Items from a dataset
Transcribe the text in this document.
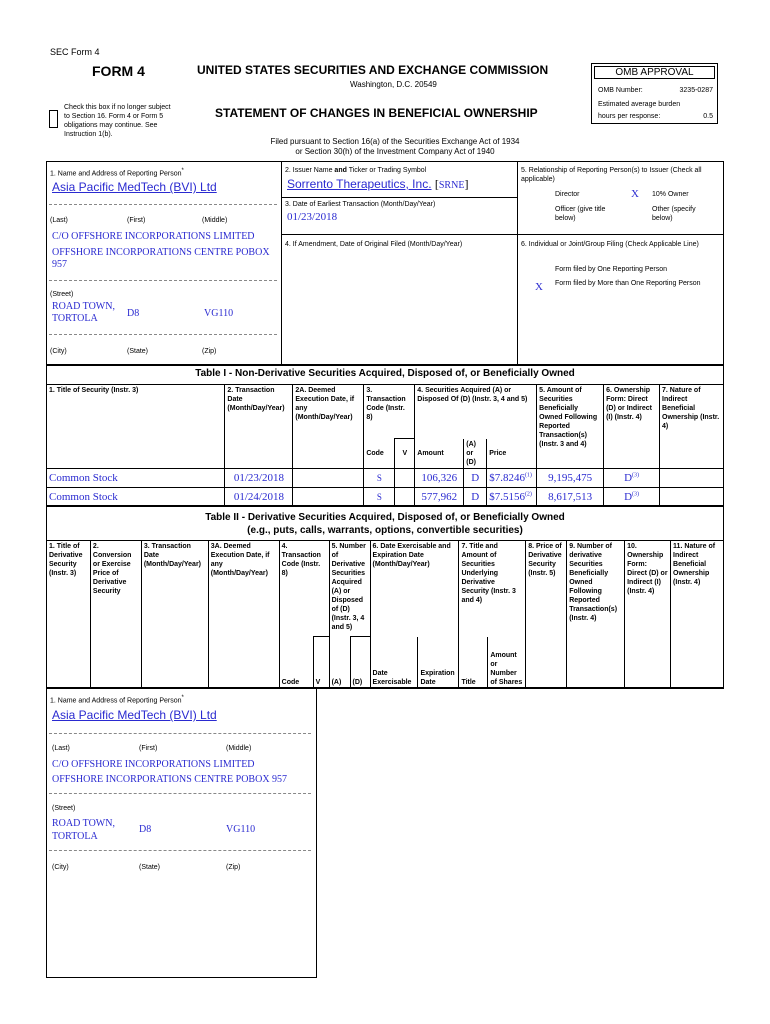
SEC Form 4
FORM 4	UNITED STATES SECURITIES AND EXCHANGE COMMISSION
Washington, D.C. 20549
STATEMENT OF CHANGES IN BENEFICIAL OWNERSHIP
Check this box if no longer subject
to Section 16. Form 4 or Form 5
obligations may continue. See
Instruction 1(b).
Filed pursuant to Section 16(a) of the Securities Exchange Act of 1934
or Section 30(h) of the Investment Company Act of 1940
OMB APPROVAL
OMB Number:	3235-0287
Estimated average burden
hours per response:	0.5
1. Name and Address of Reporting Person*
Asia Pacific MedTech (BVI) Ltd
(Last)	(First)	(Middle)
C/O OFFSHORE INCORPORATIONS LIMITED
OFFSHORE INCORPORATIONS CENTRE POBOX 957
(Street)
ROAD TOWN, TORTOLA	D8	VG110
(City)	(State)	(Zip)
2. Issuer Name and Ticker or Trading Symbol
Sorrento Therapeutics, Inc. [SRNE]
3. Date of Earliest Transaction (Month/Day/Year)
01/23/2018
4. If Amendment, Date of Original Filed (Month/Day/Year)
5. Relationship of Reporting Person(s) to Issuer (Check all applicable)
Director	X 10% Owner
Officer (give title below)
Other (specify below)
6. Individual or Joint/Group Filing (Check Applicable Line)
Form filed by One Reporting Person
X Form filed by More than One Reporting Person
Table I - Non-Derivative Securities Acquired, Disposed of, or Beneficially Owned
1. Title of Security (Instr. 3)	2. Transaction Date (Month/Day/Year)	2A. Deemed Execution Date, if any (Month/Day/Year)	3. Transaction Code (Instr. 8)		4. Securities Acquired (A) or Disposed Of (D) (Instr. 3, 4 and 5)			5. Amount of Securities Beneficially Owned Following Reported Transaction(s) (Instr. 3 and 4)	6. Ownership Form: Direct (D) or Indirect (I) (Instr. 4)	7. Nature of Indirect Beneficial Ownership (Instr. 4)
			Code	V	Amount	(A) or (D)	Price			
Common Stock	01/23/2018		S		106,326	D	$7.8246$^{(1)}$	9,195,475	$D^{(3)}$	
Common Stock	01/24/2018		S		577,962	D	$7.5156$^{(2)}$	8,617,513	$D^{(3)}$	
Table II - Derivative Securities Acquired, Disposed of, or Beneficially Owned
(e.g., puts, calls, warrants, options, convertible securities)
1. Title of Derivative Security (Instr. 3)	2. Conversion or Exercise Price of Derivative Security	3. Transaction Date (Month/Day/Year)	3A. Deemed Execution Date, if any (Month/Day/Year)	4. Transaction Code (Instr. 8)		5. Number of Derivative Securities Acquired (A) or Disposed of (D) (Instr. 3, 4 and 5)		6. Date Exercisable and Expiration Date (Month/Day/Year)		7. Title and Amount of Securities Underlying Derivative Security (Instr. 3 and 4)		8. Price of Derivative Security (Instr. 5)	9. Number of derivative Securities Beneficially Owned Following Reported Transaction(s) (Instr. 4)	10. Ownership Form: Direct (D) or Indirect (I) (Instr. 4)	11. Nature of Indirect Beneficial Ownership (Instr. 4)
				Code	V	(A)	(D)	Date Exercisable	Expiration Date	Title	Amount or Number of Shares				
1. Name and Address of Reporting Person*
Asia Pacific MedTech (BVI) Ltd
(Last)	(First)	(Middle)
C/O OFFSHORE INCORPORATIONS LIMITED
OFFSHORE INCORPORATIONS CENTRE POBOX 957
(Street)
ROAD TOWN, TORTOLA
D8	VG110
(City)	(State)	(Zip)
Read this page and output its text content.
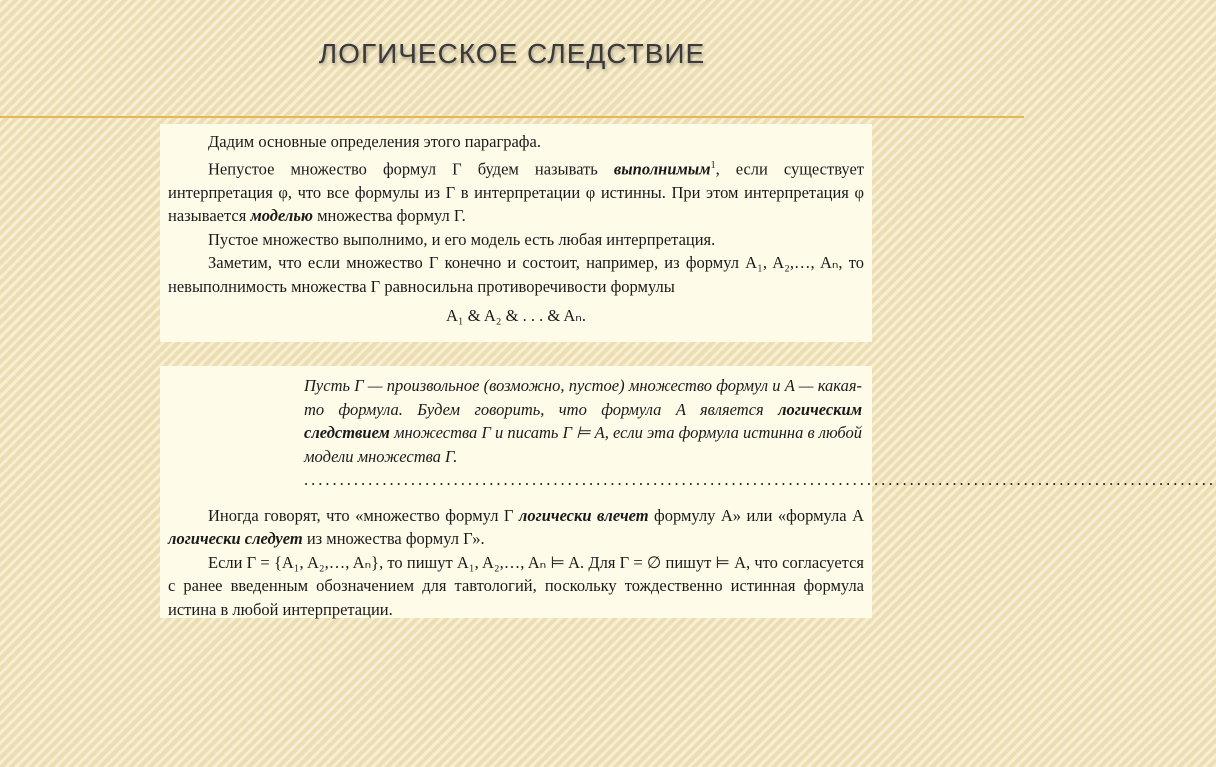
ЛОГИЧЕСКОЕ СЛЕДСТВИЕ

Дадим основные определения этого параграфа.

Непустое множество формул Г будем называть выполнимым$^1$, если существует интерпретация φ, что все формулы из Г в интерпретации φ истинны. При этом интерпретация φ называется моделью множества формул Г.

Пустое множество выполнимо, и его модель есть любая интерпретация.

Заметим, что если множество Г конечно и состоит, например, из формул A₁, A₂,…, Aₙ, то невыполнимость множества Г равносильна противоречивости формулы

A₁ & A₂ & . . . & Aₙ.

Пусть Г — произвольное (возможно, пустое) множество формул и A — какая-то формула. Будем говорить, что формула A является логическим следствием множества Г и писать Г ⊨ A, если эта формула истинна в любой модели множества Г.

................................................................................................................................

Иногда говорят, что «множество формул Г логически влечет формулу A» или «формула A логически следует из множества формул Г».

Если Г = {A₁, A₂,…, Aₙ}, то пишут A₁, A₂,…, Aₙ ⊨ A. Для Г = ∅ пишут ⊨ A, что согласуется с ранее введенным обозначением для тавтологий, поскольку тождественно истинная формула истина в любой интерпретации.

● **WHAT TO DO**
Of the lines above, how many hold the string "TORTOLA"? Answer with only the number.

● **SOLUTION TO THIS EXERCISE**
2